Collected data:
** START **
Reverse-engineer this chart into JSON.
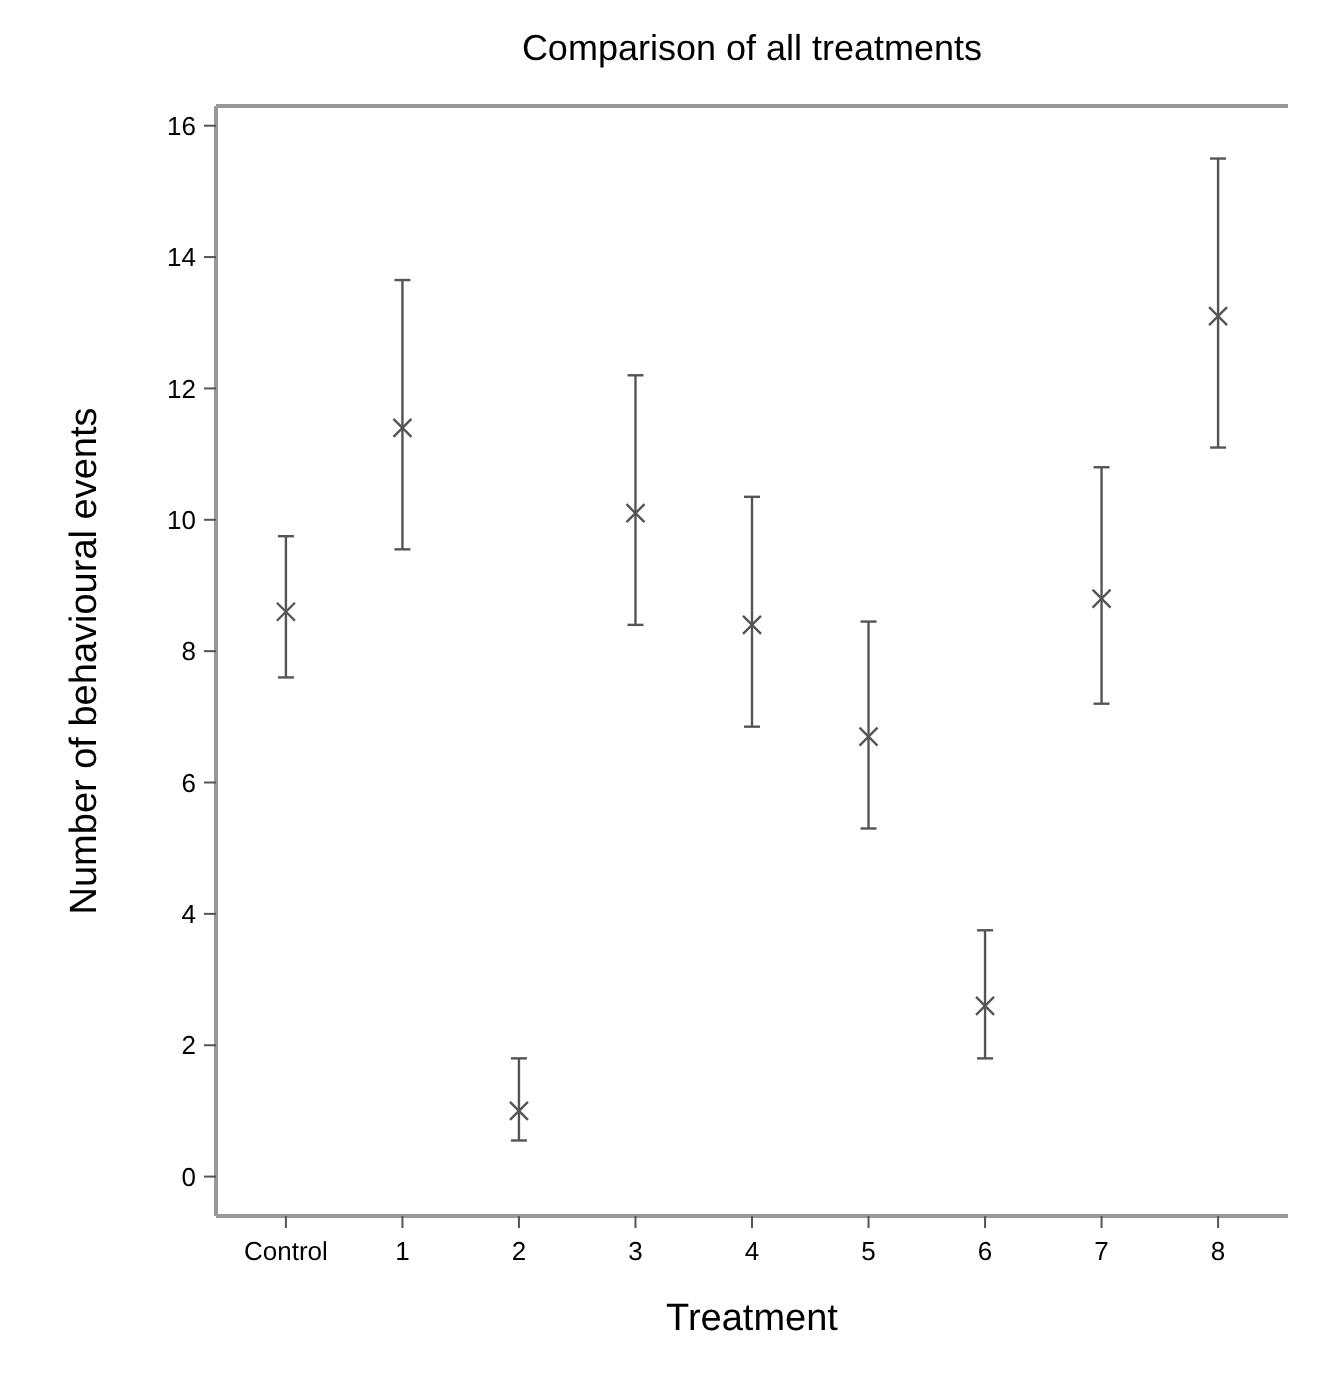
{
  "chart_data": {
    "type": "scatter",
    "title": "Comparison of all treatments",
    "xlabel": "Treatment",
    "ylabel": "Number of behavioural events",
    "categories": [
      "Control",
      "1",
      "2",
      "3",
      "4",
      "5",
      "6",
      "7",
      "8"
    ],
    "values": [
      8.6,
      11.4,
      1.0,
      10.1,
      8.4,
      6.7,
      2.6,
      8.8,
      13.1
    ],
    "errors": [
      [
        7.6,
        9.75
      ],
      [
        9.55,
        13.65
      ],
      [
        0.55,
        1.8
      ],
      [
        8.4,
        12.2
      ],
      [
        6.85,
        10.35
      ],
      [
        5.3,
        8.45
      ],
      [
        1.8,
        3.75
      ],
      [
        7.2,
        10.8
      ],
      [
        11.1,
        15.5
      ]
    ],
    "color": "#555555",
    "marker": "cross",
    "ylim": [
      -0.6,
      16.3
    ],
    "yticks": [
      0,
      2,
      4,
      6,
      8,
      10,
      12,
      14,
      16
    ],
    "grid": false
  }
}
** END **
Copy the entries exactly. Leave out the images.

Reverse-engineer this chart into JSON.
{
  "chart_data": {
    "type": "scatter",
    "title": "Comparison of all treatments",
    "xlabel": "Treatment",
    "ylabel": "Number of behavioural events",
    "categories": [
      "Control",
      "1",
      "2",
      "3",
      "4",
      "5",
      "6",
      "7",
      "8"
    ],
    "values": [
      8.6,
      11.4,
      1.0,
      10.1,
      8.4,
      6.7,
      2.6,
      8.8,
      13.1
    ],
    "errors": [
      [
        7.6,
        9.75
      ],
      [
        9.55,
        13.65
      ],
      [
        0.55,
        1.8
      ],
      [
        8.4,
        12.2
      ],
      [
        6.85,
        10.35
      ],
      [
        5.3,
        8.45
      ],
      [
        1.8,
        3.75
      ],
      [
        7.2,
        10.8
      ],
      [
        11.1,
        15.5
      ]
    ],
    "color": "#555555",
    "marker": "cross",
    "ylim": [
      -0.6,
      16.3
    ],
    "yticks": [
      0,
      2,
      4,
      6,
      8,
      10,
      12,
      14,
      16
    ],
    "grid": false
  }
}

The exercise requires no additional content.